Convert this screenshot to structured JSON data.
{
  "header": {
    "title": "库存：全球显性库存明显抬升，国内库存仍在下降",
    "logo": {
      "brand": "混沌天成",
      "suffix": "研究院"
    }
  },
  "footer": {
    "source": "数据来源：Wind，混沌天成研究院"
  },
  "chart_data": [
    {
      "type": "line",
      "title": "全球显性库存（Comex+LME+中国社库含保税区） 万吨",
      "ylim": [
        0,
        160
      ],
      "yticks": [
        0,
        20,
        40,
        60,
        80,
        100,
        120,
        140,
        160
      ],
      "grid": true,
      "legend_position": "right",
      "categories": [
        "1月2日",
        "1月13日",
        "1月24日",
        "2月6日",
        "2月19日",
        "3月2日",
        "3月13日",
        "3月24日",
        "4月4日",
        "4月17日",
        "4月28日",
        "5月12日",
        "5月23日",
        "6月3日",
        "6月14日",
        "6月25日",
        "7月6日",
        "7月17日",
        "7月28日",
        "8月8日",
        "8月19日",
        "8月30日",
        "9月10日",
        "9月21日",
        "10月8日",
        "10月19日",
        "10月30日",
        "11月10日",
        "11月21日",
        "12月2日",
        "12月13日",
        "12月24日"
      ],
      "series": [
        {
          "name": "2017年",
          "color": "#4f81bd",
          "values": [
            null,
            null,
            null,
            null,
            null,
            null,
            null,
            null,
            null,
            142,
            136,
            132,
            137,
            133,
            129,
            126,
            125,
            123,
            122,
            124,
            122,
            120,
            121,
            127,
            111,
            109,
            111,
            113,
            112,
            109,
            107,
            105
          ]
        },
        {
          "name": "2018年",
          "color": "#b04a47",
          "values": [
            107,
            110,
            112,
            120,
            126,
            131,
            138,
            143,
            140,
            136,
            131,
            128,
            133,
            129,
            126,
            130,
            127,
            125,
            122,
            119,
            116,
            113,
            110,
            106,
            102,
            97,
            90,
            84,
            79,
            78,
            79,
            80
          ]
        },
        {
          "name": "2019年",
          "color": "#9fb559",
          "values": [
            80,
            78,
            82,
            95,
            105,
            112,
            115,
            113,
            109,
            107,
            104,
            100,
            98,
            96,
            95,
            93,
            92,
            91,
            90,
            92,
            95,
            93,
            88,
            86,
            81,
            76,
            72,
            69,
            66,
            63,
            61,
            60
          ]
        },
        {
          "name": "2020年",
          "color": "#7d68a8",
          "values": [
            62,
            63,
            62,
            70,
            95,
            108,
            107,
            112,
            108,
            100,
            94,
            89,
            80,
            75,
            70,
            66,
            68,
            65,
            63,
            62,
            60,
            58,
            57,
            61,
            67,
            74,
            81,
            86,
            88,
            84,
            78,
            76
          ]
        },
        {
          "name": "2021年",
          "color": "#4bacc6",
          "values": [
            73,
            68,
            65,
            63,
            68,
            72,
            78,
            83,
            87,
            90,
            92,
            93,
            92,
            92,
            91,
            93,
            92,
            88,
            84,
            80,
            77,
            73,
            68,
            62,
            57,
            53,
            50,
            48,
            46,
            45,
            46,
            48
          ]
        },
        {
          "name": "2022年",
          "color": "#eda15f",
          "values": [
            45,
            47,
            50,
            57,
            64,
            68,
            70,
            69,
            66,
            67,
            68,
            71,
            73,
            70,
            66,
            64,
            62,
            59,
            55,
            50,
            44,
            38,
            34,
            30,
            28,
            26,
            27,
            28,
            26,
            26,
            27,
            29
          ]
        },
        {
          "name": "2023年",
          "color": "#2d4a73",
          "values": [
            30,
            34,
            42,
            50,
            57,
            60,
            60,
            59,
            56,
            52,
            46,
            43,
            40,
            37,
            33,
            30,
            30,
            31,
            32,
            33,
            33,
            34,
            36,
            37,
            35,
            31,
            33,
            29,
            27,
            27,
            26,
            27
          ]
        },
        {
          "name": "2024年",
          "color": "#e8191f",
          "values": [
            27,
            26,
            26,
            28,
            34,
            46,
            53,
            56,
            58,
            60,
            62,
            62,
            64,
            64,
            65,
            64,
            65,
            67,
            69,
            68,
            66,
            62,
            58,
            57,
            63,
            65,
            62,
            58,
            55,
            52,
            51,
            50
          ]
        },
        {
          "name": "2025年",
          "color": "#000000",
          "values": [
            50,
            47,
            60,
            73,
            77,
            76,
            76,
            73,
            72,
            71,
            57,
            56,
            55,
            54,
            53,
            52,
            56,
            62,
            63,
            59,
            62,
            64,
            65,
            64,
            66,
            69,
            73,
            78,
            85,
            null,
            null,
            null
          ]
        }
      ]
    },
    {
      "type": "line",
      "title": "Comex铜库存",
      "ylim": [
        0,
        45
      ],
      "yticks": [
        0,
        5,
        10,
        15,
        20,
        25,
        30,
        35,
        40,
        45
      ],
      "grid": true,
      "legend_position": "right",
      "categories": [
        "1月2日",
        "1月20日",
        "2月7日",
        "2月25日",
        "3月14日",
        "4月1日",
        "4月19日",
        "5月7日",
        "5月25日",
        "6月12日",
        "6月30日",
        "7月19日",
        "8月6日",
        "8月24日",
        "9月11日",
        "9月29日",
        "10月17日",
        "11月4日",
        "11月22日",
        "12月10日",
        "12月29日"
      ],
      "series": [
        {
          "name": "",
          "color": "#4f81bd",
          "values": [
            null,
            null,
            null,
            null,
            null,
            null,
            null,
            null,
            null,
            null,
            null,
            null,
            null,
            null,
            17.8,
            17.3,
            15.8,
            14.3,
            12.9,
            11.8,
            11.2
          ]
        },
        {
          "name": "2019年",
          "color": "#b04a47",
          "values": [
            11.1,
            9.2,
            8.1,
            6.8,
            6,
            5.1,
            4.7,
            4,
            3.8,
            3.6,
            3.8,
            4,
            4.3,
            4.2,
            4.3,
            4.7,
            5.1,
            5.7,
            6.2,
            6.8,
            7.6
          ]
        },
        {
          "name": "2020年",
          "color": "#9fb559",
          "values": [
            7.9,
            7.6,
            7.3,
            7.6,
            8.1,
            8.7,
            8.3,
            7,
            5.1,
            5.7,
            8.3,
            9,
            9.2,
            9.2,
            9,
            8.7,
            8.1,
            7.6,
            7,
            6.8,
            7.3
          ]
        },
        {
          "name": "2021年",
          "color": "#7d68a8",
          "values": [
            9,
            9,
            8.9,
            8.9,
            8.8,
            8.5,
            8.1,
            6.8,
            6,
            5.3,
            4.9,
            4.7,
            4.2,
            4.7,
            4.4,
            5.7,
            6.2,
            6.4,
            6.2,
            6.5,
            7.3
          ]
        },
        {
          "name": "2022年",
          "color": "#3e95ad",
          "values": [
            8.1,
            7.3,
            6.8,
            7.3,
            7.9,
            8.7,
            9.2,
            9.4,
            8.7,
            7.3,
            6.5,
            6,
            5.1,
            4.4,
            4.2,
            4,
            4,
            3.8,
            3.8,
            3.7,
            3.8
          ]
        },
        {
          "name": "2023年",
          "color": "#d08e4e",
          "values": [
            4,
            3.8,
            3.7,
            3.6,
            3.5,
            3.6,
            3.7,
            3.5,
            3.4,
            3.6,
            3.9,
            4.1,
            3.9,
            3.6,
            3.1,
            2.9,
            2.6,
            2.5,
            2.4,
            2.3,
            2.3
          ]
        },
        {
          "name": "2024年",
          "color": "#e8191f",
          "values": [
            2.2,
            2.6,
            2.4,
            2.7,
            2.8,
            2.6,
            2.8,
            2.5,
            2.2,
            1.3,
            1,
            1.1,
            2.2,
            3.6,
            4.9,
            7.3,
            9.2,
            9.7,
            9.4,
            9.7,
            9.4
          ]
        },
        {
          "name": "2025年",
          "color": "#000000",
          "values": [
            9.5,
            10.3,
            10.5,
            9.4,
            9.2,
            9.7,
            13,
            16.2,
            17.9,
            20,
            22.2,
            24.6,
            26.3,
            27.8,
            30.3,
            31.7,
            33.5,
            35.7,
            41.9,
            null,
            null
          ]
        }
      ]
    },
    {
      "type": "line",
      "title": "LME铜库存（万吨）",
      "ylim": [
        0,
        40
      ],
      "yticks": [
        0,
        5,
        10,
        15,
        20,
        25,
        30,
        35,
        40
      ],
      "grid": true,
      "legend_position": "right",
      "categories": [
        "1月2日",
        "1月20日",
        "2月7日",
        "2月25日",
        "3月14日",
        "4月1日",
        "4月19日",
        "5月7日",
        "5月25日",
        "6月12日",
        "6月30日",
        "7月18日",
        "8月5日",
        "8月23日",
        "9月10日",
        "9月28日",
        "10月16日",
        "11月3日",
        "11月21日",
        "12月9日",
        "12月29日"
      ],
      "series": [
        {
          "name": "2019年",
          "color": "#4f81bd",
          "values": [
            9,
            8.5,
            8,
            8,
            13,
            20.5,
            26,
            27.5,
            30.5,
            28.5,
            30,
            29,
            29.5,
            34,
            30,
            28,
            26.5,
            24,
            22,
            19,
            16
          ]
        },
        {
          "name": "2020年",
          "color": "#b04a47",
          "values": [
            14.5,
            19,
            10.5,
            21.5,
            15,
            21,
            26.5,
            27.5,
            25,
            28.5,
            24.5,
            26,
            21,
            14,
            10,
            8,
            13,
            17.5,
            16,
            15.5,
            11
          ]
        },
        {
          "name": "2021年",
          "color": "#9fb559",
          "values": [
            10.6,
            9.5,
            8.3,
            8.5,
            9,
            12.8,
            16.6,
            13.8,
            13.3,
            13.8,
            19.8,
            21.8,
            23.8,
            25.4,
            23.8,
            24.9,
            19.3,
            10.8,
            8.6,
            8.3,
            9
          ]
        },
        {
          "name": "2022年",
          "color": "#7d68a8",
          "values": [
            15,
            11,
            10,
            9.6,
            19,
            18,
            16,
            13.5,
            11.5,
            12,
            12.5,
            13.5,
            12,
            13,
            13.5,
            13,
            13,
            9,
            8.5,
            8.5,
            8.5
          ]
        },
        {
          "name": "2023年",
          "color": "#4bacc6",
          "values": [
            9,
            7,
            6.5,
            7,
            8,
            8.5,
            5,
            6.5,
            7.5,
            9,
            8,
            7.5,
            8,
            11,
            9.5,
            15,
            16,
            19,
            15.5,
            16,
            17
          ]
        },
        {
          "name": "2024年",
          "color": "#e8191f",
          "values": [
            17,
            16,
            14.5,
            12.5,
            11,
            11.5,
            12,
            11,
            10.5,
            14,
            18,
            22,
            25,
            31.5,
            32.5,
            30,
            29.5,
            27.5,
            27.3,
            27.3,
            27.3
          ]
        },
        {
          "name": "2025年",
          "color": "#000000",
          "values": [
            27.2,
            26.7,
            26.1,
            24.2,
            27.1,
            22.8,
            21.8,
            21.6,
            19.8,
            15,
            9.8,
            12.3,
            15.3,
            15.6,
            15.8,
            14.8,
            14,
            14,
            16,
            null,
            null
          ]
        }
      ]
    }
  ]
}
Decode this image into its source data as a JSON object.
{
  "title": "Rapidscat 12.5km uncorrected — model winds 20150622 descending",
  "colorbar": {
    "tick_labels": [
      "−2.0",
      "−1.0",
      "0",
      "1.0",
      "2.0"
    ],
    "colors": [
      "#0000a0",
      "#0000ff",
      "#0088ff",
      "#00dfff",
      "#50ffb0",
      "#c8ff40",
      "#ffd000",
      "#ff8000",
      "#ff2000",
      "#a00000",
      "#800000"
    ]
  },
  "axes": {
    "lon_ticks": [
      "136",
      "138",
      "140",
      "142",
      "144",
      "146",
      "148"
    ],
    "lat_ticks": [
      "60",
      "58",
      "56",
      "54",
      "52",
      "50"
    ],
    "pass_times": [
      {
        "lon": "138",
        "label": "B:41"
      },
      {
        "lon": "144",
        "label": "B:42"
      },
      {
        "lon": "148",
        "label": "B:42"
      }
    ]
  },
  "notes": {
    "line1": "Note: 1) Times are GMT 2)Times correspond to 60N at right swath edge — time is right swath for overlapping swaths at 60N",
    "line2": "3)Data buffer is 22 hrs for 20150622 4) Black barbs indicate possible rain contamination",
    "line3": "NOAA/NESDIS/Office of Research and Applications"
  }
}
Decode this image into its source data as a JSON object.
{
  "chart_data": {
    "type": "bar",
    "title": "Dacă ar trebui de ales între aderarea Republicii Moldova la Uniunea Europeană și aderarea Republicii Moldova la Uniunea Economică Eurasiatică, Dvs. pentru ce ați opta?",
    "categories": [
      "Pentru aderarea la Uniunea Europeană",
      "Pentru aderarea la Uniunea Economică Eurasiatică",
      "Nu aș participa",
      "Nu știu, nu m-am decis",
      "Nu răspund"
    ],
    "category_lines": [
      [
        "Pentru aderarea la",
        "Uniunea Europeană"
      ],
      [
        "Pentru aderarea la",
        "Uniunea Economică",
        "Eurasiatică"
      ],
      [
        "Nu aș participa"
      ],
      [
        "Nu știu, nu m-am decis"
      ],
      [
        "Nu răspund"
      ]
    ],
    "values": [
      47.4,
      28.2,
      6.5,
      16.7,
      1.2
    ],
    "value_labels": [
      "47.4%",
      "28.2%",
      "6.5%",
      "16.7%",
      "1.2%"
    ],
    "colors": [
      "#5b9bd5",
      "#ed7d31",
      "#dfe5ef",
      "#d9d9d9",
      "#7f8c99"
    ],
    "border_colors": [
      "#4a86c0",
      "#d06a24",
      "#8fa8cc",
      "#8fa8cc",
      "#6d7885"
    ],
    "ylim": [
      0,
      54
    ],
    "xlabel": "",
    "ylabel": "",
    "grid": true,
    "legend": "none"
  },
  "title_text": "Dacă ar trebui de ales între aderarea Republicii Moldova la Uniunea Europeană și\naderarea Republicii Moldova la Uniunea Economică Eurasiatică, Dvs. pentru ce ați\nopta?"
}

§ §

_Problem statement_.
Pull every line containing "decis" from the data.

_Task answer_.
      "Nu știu, nu m-am decis",
        "Nu știu, nu m-am decis"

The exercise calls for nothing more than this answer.